• **To-do list**:
1/ The guide on using multiple models with DeepSpeed says that running multiple models with Accelerate and DeepSpeed is useful for several purposes. List every purpose it names.
2/ Resume the guide on using multiple models with DeepSpeed from the point where it stops, and carry it forward from there.

• **Passage to read**:
....................

Accelerate documentation

Using multiple models with DeepSpeed

Hugging Face's logo
Join the Hugging Face community

and get access to the augmented documentation experience

to get started

Using multiple models with DeepSpeed

This guide assumes that you have read and understood the DeepSpeed usage guide.

Running multiple models with Accelerate and DeepSpeed is useful for:

  • Knowledge distillation
  • Post-training techniques like RLHF (see the TRL library for more examples)
  • Training multiple models at once

Currently, Accelerate has a very experimental API to help you use multiple models.

This tutorial will focus on two common use cases:

  1. Knowledge distillation, where a smaller student model is trained to mimic a larger, better-performing teacher. If the student model fits on a single GPU, we can use ZeRO-2 for training and ZeRO-3 to shard the teacher for inference. This is significantly faster than using ZeRO-3 for both models.
  2. Training multiple disjoint models at once.

Knowledge distillation

Knowledge distillation is a good example of using multiple models, but only training one of them.

Normally, you would use a single utils.DeepSpeedPlugin for both models. However, in this case, there are two separate configurations. Accelerate allows you to create and use multiple plugins if and only if they are in a dict so that you can reference and enable the proper plugin when needed.

from accelerate.utils import DeepSpeedPlugin

zero2_plugin = DeepSpeedPlugin(hf_ds_config="zero2_config.json")
zero3_plugin = DeepSpeedPlugin(hf_ds_config="zero3_config.json")

deepspeed_plugins = {"student": zero2_plugin, "teacher": zero3_plugin}

The zero2_config.json should be configured for full training (so specify scheduler and optimizer if you are not utilizing your own), while zero3_config.json should only be configured for the inference model, as shown in the example below.

{
    "bf16": {
        "enabled": "auto"

....................

• **Information shown**:
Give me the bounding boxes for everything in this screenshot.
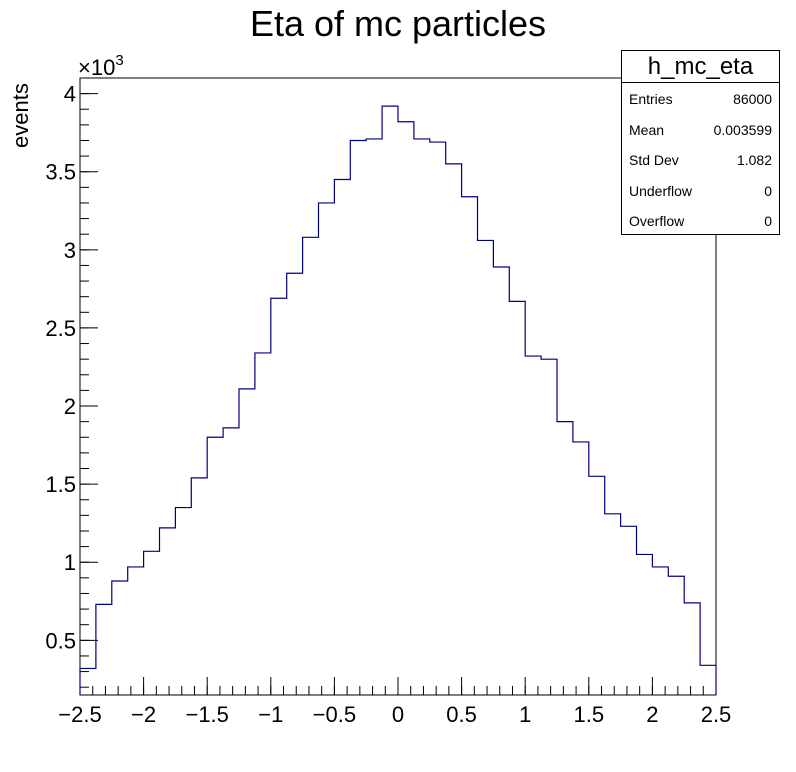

....................

• **Written answers**:
1/
- Knowledge distillation
- Post-training techniques like RLHF (see the TRL library for more examples)
- Training multiple models at once

2/
    },
    "zero_optimization": {
        "stage": 3,
        "overlap_comm": true,
        "reduce_bucket_size": "auto",
        "stage3_prefetch_bucket_size": "auto",
        "stage3_param_persistence_threshold": "auto",
        "stage3_max_live_parameters": "auto",
        "stage3_max_reuse_distance": "auto",
    },
    "train_micro_batch_size_per_gpu": 1
}

An example zero2_config.json configuration is shown below.

{
    "bf16": {
        "enabled": "auto"
    },
    "optimizer": {
        "type": "AdamW",
        "params": {
            "lr": "auto",
            "weight_decay": "auto",
            "torch_adam": true,
            "adam_w_mode": true
        }
    },
    "scheduler": {
        "type": "WarmupLR",
        "params": {
            "warmup_min_lr": "auto",
            "warmup_max_lr": "auto",
            "warmup_num_steps": "auto"
        }
    },
    "zero_optimization": {
        "stage": 2,
        "offload_optimizer": {
            "device": "cpu",
            "pin_memory": true
        },
    },
    "gradient_accumulation_steps": 1,
    "gradient_clipping": "auto",
    "train_batch_size": "auto",
    "train_micro_batch_size_per_gpu": "auto",
}

DeepSpeed will raise an error if train_micro_batch_size_per_gpu isn’t specified, even if this particular model isn’t being trained.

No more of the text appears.